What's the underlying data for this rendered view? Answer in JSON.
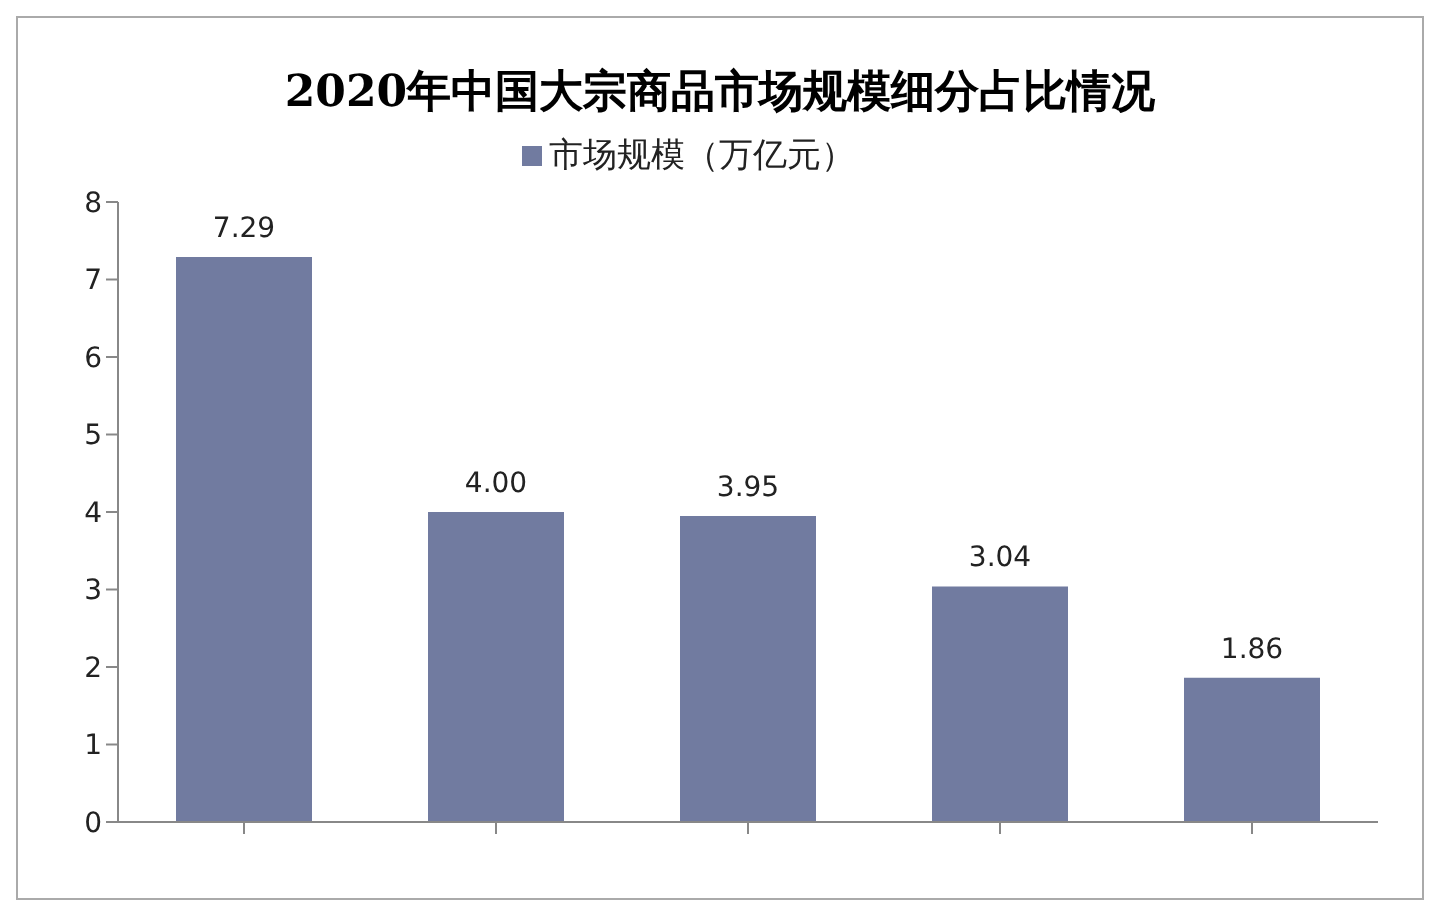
{
  "chart_data": {
    "type": "bar",
    "title": "2020年中国大宗商品市场规模细分占比情况",
    "categories": [
      null,
      null,
      null,
      null,
      null
    ],
    "series": [
      {
        "name": "市场规模（万亿元）",
        "color": "#717ba0",
        "values": [
          7.29,
          4.0,
          3.95,
          3.04,
          1.86
        ]
      }
    ],
    "value_labels": [
      "7.29",
      "4.00",
      "3.95",
      "3.04",
      "1.86"
    ],
    "ylim": [
      0,
      8
    ],
    "yticks": [
      0,
      1,
      2,
      3,
      4,
      5,
      6,
      7,
      8
    ],
    "grid": false,
    "legend": "top"
  }
}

--------------------------------------------------

§ Exercise objective: Extract the full listing exactly, with the pictures left out.

§ Reply to the task:
What's the underlying data for this rendered view? Answer in JSON.
{
  "chart_data": {
    "type": "bar",
    "title": "2020年中国大宗商品市场规模细分占比情况",
    "categories": [
      null,
      null,
      null,
      null,
      null
    ],
    "series": [
      {
        "name": "市场规模（万亿元）",
        "color": "#717ba0",
        "values": [
          7.29,
          4.0,
          3.95,
          3.04,
          1.86
        ]
      }
    ],
    "value_labels": [
      "7.29",
      "4.00",
      "3.95",
      "3.04",
      "1.86"
    ],
    "ylim": [
      0,
      8
    ],
    "yticks": [
      0,
      1,
      2,
      3,
      4,
      5,
      6,
      7,
      8
    ],
    "grid": false,
    "legend": "top"
  }
}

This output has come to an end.